━━━ Input material
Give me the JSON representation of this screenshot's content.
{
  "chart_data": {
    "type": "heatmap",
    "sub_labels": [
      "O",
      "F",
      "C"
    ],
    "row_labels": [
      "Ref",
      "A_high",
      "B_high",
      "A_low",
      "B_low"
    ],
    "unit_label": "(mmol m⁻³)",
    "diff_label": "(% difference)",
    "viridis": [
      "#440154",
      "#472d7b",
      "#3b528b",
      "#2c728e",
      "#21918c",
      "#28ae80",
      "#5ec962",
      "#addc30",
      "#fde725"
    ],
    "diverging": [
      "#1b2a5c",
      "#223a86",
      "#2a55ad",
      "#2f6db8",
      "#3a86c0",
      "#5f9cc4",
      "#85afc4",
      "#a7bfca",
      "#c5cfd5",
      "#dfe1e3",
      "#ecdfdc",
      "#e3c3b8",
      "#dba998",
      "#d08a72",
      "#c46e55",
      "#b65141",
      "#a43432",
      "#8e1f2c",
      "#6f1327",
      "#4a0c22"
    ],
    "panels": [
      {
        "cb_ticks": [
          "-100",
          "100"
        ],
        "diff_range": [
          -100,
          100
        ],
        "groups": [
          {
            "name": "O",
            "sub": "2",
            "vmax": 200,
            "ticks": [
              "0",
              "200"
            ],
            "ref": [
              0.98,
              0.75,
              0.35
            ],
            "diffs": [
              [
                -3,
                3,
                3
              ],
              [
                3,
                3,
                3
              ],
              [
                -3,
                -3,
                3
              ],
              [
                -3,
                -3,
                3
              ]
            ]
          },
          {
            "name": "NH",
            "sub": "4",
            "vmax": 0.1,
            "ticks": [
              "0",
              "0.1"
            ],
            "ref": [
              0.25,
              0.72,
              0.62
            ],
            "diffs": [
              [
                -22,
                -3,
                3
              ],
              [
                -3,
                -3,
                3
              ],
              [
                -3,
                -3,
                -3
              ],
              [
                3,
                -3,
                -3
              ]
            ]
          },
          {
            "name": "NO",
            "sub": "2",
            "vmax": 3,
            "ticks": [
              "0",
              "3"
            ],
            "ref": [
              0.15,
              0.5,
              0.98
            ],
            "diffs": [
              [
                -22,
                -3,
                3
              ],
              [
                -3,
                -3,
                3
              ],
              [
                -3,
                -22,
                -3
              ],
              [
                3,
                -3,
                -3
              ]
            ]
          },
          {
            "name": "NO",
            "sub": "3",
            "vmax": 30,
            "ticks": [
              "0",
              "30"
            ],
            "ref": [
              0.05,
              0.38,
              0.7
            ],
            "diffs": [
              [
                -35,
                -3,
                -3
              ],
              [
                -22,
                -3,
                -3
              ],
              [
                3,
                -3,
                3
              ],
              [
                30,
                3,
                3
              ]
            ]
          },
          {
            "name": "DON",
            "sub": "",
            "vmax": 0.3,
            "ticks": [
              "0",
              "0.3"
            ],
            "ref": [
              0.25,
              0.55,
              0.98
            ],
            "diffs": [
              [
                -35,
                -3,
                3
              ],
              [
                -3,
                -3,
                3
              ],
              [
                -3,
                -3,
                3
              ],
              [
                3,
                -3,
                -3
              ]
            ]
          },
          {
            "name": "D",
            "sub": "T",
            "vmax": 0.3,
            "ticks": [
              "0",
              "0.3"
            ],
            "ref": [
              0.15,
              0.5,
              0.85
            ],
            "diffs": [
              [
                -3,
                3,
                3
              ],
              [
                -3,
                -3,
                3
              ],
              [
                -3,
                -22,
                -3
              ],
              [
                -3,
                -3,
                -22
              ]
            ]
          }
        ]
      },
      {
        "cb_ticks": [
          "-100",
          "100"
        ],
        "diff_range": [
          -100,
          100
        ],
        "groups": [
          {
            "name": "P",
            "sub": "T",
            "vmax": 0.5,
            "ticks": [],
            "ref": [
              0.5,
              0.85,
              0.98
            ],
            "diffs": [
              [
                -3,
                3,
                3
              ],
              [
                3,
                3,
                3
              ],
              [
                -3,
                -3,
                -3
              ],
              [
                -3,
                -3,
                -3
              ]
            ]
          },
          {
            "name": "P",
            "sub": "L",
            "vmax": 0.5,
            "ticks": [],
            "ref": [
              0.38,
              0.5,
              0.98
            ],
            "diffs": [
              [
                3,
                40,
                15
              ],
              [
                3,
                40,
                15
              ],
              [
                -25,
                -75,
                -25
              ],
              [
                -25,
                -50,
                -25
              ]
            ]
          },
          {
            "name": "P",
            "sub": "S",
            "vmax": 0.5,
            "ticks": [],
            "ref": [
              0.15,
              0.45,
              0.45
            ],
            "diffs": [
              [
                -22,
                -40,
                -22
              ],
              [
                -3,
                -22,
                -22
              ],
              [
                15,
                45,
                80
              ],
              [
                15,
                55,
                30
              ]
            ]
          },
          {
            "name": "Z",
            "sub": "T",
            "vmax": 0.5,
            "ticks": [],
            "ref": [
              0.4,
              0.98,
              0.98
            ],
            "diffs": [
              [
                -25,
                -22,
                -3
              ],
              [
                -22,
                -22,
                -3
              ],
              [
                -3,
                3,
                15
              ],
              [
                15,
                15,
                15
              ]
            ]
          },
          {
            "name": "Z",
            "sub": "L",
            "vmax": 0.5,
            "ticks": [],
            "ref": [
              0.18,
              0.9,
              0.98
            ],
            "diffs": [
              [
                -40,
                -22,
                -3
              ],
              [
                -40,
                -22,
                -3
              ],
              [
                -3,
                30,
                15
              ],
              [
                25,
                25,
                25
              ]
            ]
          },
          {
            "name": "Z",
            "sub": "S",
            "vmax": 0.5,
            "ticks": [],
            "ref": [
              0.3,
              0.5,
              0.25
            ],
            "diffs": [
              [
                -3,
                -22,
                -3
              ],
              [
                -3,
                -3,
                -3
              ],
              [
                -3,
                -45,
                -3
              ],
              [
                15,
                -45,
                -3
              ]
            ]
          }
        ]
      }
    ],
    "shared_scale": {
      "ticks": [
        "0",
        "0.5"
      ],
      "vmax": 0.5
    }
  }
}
━━━━━━
Short task:
Copy out each record, keeping every word as it is.

Exercise solution:
Give me the JSON representation of this screenshot's content.
{
  "chart_data": {
    "type": "heatmap",
    "sub_labels": [
      "O",
      "F",
      "C"
    ],
    "row_labels": [
      "Ref",
      "A_high",
      "B_high",
      "A_low",
      "B_low"
    ],
    "unit_label": "(mmol m⁻³)",
    "diff_label": "(% difference)",
    "viridis": [
      "#440154",
      "#472d7b",
      "#3b528b",
      "#2c728e",
      "#21918c",
      "#28ae80",
      "#5ec962",
      "#addc30",
      "#fde725"
    ],
    "diverging": [
      "#1b2a5c",
      "#223a86",
      "#2a55ad",
      "#2f6db8",
      "#3a86c0",
      "#5f9cc4",
      "#85afc4",
      "#a7bfca",
      "#c5cfd5",
      "#dfe1e3",
      "#ecdfdc",
      "#e3c3b8",
      "#dba998",
      "#d08a72",
      "#c46e55",
      "#b65141",
      "#a43432",
      "#8e1f2c",
      "#6f1327",
      "#4a0c22"
    ],
    "panels": [
      {
        "cb_ticks": [
          "-100",
          "100"
        ],
        "diff_range": [
          -100,
          100
        ],
        "groups": [
          {
            "name": "O",
            "sub": "2",
            "vmax": 200,
            "ticks": [
              "0",
              "200"
            ],
            "ref": [
              0.98,
              0.75,
              0.35
            ],
            "diffs": [
              [
                -3,
                3,
                3
              ],
              [
                3,
                3,
                3
              ],
              [
                -3,
                -3,
                3
              ],
              [
                -3,
                -3,
                3
              ]
            ]
          },
          {
            "name": "NH",
            "sub": "4",
            "vmax": 0.1,
            "ticks": [
              "0",
              "0.1"
            ],
            "ref": [
              0.25,
              0.72,
              0.62
            ],
            "diffs": [
              [
                -22,
                -3,
                3
              ],
              [
                -3,
                -3,
                3
              ],
              [
                -3,
                -3,
                -3
              ],
              [
                3,
                -3,
                -3
              ]
            ]
          },
          {
            "name": "NO",
            "sub": "2",
            "vmax": 3,
            "ticks": [
              "0",
              "3"
            ],
            "ref": [
              0.15,
              0.5,
              0.98
            ],
            "diffs": [
              [
                -22,
                -3,
                3
              ],
              [
                -3,
                -3,
                3
              ],
              [
                -3,
                -22,
                -3
              ],
              [
                3,
                -3,
                -3
              ]
            ]
          },
          {
            "name": "NO",
            "sub": "3",
            "vmax": 30,
            "ticks": [
              "0",
              "30"
            ],
            "ref": [
              0.05,
              0.38,
              0.7
            ],
            "diffs": [
              [
                -35,
                -3,
                -3
              ],
              [
                -22,
                -3,
                -3
              ],
              [
                3,
                -3,
                3
              ],
              [
                30,
                3,
                3
              ]
            ]
          },
          {
            "name": "DON",
            "sub": "",
            "vmax": 0.3,
            "ticks": [
              "0",
              "0.3"
            ],
            "ref": [
              0.25,
              0.55,
              0.98
            ],
            "diffs": [
              [
                -35,
                -3,
                3
              ],
              [
                -3,
                -3,
                3
              ],
              [
                -3,
                -3,
                3
              ],
              [
                3,
                -3,
                -3
              ]
            ]
          },
          {
            "name": "D",
            "sub": "T",
            "vmax": 0.3,
            "ticks": [
              "0",
              "0.3"
            ],
            "ref": [
              0.15,
              0.5,
              0.85
            ],
            "diffs": [
              [
                -3,
                3,
                3
              ],
              [
                -3,
                -3,
                3
              ],
              [
                -3,
                -22,
                -3
              ],
              [
                -3,
                -3,
                -22
              ]
            ]
          }
        ]
      },
      {
        "cb_ticks": [
          "-100",
          "100"
        ],
        "diff_range": [
          -100,
          100
        ],
        "groups": [
          {
            "name": "P",
            "sub": "T",
            "vmax": 0.5,
            "ticks": [],
            "ref": [
              0.5,
              0.85,
              0.98
            ],
            "diffs": [
              [
                -3,
                3,
                3
              ],
              [
                3,
                3,
                3
              ],
              [
                -3,
                -3,
                -3
              ],
              [
                -3,
                -3,
                -3
              ]
            ]
          },
          {
            "name": "P",
            "sub": "L",
            "vmax": 0.5,
            "ticks": [],
            "ref": [
              0.38,
              0.5,
              0.98
            ],
            "diffs": [
              [
                3,
                40,
                15
              ],
              [
                3,
                40,
                15
              ],
              [
                -25,
                -75,
                -25
              ],
              [
                -25,
                -50,
                -25
              ]
            ]
          },
          {
            "name": "P",
            "sub": "S",
            "vmax": 0.5,
            "ticks": [],
            "ref": [
              0.15,
              0.45,
              0.45
            ],
            "diffs": [
              [
                -22,
                -40,
                -22
              ],
              [
                -3,
                -22,
                -22
              ],
              [
                15,
                45,
                80
              ],
              [
                15,
                55,
                30
              ]
            ]
          },
          {
            "name": "Z",
            "sub": "T",
            "vmax": 0.5,
            "ticks": [],
            "ref": [
              0.4,
              0.98,
              0.98
            ],
            "diffs": [
              [
                -25,
                -22,
                -3
              ],
              [
                -22,
                -22,
                -3
              ],
              [
                -3,
                3,
                15
              ],
              [
                15,
                15,
                15
              ]
            ]
          },
          {
            "name": "Z",
            "sub": "L",
            "vmax": 0.5,
            "ticks": [],
            "ref": [
              0.18,
              0.9,
              0.98
            ],
            "diffs": [
              [
                -40,
                -22,
                -3
              ],
              [
                -40,
                -22,
                -3
              ],
              [
                -3,
                30,
                15
              ],
              [
                25,
                25,
                25
              ]
            ]
          },
          {
            "name": "Z",
            "sub": "S",
            "vmax": 0.5,
            "ticks": [],
            "ref": [
              0.3,
              0.5,
              0.25
            ],
            "diffs": [
              [
                -3,
                -22,
                -3
              ],
              [
                -3,
                -3,
                -3
              ],
              [
                -3,
                -45,
                -3
              ],
              [
                15,
                -45,
                -3
              ]
            ]
          }
        ]
      }
    ],
    "shared_scale": {
      "ticks": [
        "0",
        "0.5"
      ],
      "vmax": 0.5
    }
  }
}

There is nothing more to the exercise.